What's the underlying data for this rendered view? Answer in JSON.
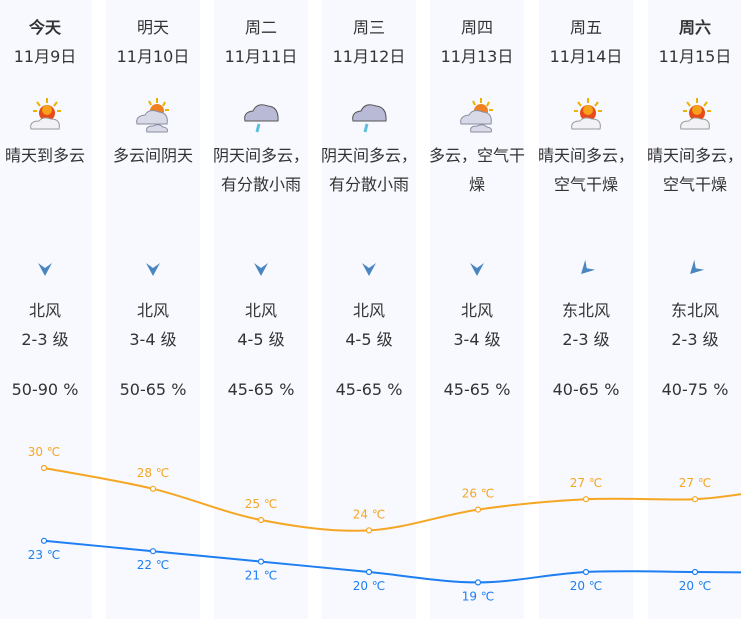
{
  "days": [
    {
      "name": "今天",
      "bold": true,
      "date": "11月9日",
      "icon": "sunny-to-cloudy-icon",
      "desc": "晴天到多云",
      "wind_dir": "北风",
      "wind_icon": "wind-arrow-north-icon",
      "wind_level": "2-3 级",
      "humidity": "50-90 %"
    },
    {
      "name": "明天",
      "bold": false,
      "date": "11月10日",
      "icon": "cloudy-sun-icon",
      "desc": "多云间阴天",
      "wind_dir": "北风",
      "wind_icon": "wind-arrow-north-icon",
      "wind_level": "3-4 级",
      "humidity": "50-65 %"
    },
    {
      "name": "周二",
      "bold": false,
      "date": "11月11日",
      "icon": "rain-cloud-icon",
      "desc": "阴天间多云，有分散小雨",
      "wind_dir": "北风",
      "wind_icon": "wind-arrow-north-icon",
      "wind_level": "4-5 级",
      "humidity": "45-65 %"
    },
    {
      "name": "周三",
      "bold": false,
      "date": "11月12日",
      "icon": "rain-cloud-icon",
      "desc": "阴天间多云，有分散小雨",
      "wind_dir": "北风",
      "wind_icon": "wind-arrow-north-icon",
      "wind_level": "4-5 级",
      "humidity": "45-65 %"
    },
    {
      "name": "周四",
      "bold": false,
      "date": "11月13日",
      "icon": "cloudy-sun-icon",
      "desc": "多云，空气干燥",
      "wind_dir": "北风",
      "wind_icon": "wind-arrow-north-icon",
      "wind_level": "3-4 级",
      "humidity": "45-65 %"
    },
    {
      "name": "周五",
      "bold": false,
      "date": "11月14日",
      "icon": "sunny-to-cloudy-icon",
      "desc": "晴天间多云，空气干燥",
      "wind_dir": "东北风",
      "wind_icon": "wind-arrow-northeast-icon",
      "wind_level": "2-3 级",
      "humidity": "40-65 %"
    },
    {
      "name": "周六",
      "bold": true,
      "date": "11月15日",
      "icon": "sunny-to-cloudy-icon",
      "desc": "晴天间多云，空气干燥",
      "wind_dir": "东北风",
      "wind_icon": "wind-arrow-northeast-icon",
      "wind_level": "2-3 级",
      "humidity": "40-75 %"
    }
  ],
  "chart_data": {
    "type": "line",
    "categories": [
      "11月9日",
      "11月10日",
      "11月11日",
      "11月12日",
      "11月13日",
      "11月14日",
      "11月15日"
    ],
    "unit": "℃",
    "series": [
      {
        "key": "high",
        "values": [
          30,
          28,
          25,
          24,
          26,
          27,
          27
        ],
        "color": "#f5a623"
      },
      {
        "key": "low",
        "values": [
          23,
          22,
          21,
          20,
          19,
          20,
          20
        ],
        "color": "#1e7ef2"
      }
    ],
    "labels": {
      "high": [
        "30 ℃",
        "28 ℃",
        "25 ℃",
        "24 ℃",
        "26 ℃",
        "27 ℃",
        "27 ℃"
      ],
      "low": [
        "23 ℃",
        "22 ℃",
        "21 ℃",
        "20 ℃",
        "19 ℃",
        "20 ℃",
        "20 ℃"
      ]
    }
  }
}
****
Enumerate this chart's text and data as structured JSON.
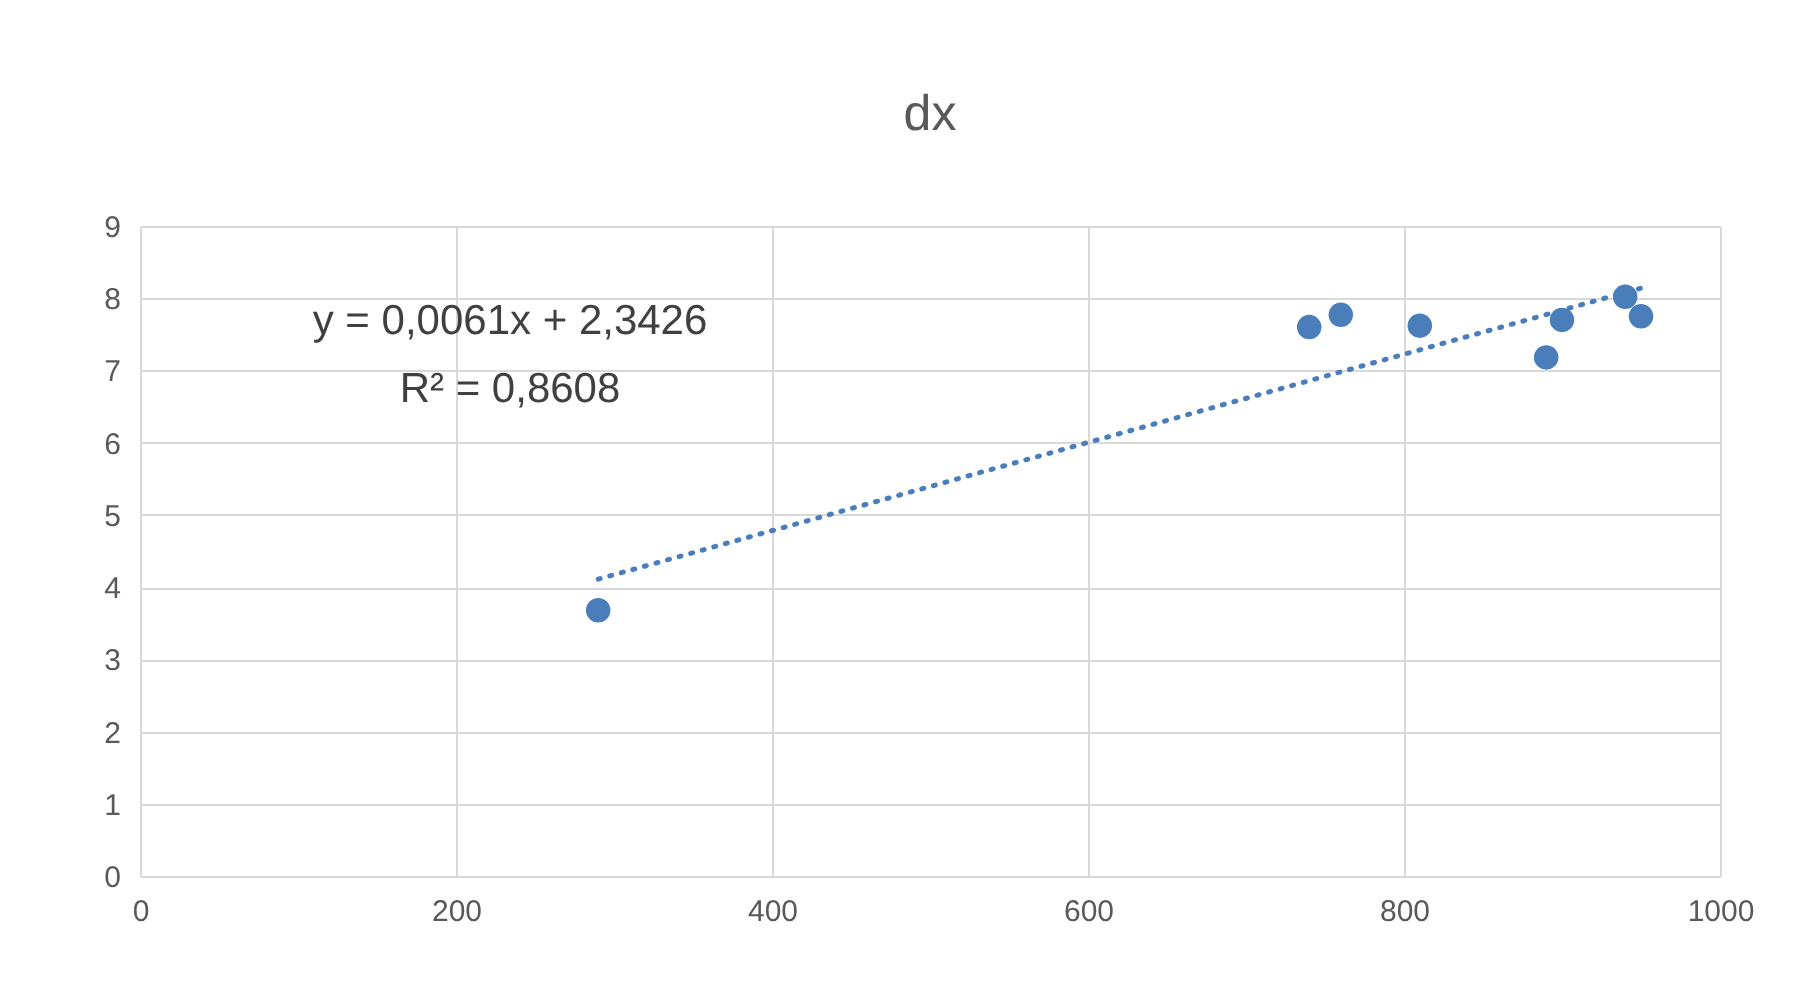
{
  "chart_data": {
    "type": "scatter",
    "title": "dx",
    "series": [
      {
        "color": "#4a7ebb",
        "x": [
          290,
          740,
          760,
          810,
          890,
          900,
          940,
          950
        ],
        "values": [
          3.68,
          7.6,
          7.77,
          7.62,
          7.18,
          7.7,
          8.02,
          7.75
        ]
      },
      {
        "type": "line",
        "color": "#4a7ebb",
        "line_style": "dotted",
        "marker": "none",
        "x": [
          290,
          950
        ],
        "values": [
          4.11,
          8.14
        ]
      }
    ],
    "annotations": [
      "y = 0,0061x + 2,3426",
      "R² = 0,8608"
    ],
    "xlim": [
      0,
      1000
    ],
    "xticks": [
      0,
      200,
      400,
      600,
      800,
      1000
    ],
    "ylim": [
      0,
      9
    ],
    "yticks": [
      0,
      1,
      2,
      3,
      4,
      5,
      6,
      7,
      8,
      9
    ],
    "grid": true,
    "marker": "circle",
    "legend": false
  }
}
****
## Exercise details
Give every line of the material that includes the string "JSON".

## Finished exercise
What's the underlying data for this rendered view? Answer in JSON.
Enumerate this chart's text and data as structured JSON.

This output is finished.